▶ _Excerpted text_

Test whether d$meanDurFirst - d$meanDurAfter is statistically significantly different from 0 ($\alpha = 0.05$):

t.test(d$meanDurFirst, d$meanDurAfter, paired=T)

## 
##  Paired t-test
## 
## data:  d$meanDurFirst and d$meanDurAfter
## t = 5.9893, df = 346, p-value = 5.283e-09
## alternative hypothesis: true difference in means is not equal to 0
## 95 percent confidence interval:
##  42.10084 83.27295
## sample estimates:
## mean of the differences 
##                 62.6869

Thus, there is a significant difference ($p<0.0001$).

Is the difference positive or negative?

2.3.7 Reporting a hypothesis test

When reporting a hypothesis test’s results in a paper, you include at least

Test statistic value
Any important parameter values (for $t$-test: degrees of freedom)
The $p$-value

which are all needed to interpret your result.

It is also recommended to include appropriate descriptive statistics (for two-sample $t$-test: mean and SD of each group) when possible; this gives a sense of effect size, which is arguably as important as significance. Even better is to include a plot showing the relevant aspects of the data (like the histogram above, for a two-sample $t$-test), but this is not always possible when writing up results due to space limitations.

The most commonly-used format for reporting statistics is “APA style”, described various places online (e.g. here) without purchasing the APA style guide.

For example, one could report the two-sample $t$-test result above as:

Verb frequencies differ significantly by type ($t(180)=-2.67$, $p=0.0083$), with non-hebben verbs having higher frequency (mean=7.0, D=1.9) than hebben verbs (mean=6.5, SD=1.9).

Note how including the second clause, instead of the (more common format):

Verb frequencies differ significantly by type ($t(180)=-2.67$, $p=0.0083$), with non-hebben verbs having higher frequency than hebben verbs.

describes a crucial aspect of the result: even though the two verb groups differ significantly in frequency, the size of this between-group difference is very small in comparison to the within-group variation in frequency.

2.4 Checking normality

It is often useful to check whether a sample is normally distributed, for example when checking the normality assumption for $t$-tests.

As a running example, we use the frequencies of verbs which take the hebben auxiliary in the regularity dataset.

2.4.1 Visual methods

The simplest method is to simply examine a histogram and eyeball whether it looks like a bell curve (= normally distributed):

hebben <- regularity %>% filter(Auxiliary=="hebben")
ggplot(hebben, aes(WrittenFrequency)) + 
  geom_histogram()

## `stat_bin()` using `bins = 30`. Pick better value with `binwidth`.

The histogram in this case is clearly non-symmetric, and thus not normal. But perhaps it is close to normal? Or does the right tail decay too slowly? Histograms are fine for detecting gross deviations from normality, but not more subtle ones.

▶ _Problem set_
1 – Condense the statistics tutorial's paragraph that begins "It is also recommended to include" into two shorter sentences that keep its main facts.
2 – List the items the statistics tutorial says must be included, at minimum, when a hypothesis test's results are reported in a paper.
3 – Reproduce the statistics tutorial from "It is also recommended" to "verbs (mean=6.5, SD=1.9).", substituting "Word frequencies" for "Verb frequencies".
The material after this point has no connection to the statistics tutorial.

▶ _Dataset content_

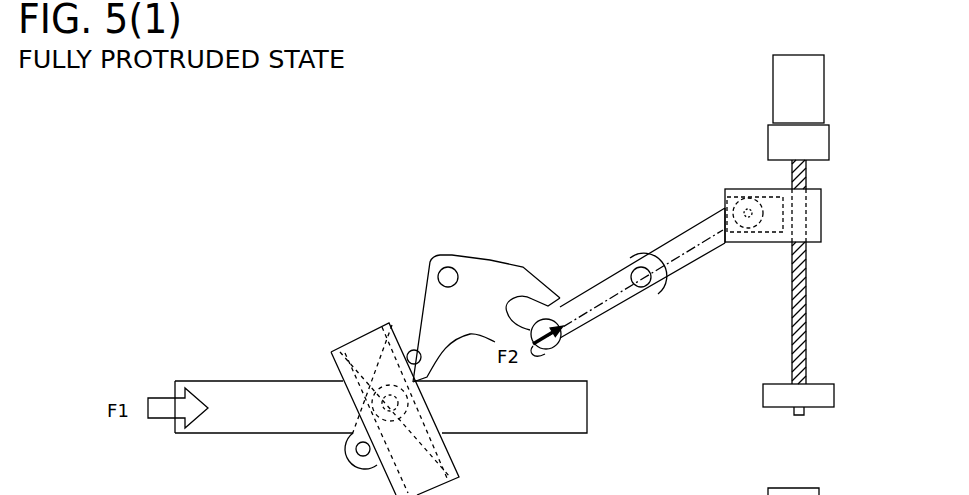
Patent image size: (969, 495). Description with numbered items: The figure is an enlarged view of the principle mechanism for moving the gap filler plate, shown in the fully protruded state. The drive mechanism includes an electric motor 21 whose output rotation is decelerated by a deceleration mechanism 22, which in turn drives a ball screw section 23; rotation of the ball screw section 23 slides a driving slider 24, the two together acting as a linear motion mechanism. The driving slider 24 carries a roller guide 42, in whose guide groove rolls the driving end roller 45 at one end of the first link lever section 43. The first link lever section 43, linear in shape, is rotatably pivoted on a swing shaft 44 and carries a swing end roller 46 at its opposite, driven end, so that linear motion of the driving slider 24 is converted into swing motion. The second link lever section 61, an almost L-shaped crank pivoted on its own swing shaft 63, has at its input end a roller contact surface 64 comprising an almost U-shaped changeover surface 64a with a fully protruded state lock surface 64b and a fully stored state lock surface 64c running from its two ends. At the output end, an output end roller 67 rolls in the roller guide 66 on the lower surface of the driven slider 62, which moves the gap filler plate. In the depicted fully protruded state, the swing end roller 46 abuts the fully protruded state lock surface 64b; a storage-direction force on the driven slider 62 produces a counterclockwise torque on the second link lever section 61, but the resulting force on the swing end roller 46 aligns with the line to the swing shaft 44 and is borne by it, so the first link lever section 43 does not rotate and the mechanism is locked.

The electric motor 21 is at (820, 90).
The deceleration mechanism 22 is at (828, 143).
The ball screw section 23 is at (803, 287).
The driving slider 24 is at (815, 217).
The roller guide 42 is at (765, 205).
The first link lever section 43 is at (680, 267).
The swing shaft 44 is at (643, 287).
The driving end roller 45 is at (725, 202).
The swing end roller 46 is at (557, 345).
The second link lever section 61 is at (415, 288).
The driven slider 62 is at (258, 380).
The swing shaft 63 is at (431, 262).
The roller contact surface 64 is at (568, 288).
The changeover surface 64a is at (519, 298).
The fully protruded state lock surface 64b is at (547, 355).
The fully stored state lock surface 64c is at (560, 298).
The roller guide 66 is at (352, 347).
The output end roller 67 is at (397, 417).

▶ _Answers to the tasks_
1 – When possible, also report descriptive statistics, such as each group's mean and SD for a two-sample t-test, because they convey effect size, which is arguably as important as significance. A plot of the relevant aspects of the data, such as a histogram, is better still, though space limits often rule it out.

2 –
- Test statistic value
- Any important parameter values (for a t-test: degrees of freedom)
- The p-value

3 –
It is also recommended to include appropriate descriptive statistics (for two-sample $t$-test: mean and SD of each group) when possible; this gives a sense of effect size, which is arguably as important as significance. Even better is to include a plot showing the relevant aspects of the data (like the histogram above, for a two-sample $t$-test), but this is not always possible when writing up results due to space limitations.

The most commonly-used format for reporting statistics is “APA style”, described various places online (e.g. here) without purchasing the APA style guide.

For example, one could report the two-sample $t$-test result above as:

Word frequencies differ significantly by type ($t(180)=-2.67$, $p=0.0083$), with non-hebben verbs having higher frequency (mean=7.0, D=1.9) than hebben verbs (mean=6.5, SD=1.9).